**Task to complete**
Please write out the complete listing that follows, exactly as it reads.

**Task input**
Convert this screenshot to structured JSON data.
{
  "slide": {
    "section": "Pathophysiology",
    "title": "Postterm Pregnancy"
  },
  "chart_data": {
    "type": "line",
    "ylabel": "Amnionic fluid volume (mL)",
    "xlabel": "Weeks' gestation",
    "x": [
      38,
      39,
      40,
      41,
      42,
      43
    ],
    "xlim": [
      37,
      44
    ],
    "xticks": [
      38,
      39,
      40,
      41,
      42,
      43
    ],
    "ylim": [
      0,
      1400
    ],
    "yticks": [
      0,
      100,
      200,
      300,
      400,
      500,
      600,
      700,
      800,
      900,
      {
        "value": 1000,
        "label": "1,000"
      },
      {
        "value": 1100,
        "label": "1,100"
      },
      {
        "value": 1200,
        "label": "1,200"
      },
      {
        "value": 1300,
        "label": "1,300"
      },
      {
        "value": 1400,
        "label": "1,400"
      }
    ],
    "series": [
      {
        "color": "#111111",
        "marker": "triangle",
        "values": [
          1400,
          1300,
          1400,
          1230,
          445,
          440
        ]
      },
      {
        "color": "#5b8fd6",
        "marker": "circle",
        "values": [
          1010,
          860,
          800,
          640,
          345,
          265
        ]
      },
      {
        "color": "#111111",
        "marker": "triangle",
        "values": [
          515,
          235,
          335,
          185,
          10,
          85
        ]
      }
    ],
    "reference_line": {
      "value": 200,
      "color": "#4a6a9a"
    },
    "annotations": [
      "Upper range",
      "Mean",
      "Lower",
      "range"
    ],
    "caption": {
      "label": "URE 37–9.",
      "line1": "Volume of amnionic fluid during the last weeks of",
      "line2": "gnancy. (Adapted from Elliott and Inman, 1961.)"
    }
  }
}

**Output of the task**
Convert this screenshot to structured JSON data.
{
  "slide": {
    "section": "Pathophysiology",
    "title": "Postterm Pregnancy"
  },
  "chart_data": {
    "type": "line",
    "ylabel": "Amnionic fluid volume (mL)",
    "xlabel": "Weeks' gestation",
    "x": [
      38,
      39,
      40,
      41,
      42,
      43
    ],
    "xlim": [
      37,
      44
    ],
    "xticks": [
      38,
      39,
      40,
      41,
      42,
      43
    ],
    "ylim": [
      0,
      1400
    ],
    "yticks": [
      0,
      100,
      200,
      300,
      400,
      500,
      600,
      700,
      800,
      900,
      {
        "value": 1000,
        "label": "1,000"
      },
      {
        "value": 1100,
        "label": "1,100"
      },
      {
        "value": 1200,
        "label": "1,200"
      },
      {
        "value": 1300,
        "label": "1,300"
      },
      {
        "value": 1400,
        "label": "1,400"
      }
    ],
    "series": [
      {
        "color": "#111111",
        "marker": "triangle",
        "values": [
          1400,
          1300,
          1400,
          1230,
          445,
          440
        ]
      },
      {
        "color": "#5b8fd6",
        "marker": "circle",
        "values": [
          1010,
          860,
          800,
          640,
          345,
          265
        ]
      },
      {
        "color": "#111111",
        "marker": "triangle",
        "values": [
          515,
          235,
          335,
          185,
          10,
          85
        ]
      }
    ],
    "reference_line": {
      "value": 200,
      "color": "#4a6a9a"
    },
    "annotations": [
      "Upper range",
      "Mean",
      "Lower",
      "range"
    ],
    "caption": {
      "label": "URE 37–9.",
      "line1": "Volume of amnionic fluid during the last weeks of",
      "line2": "gnancy. (Adapted from Elliott and Inman, 1961.)"
    }
  }
}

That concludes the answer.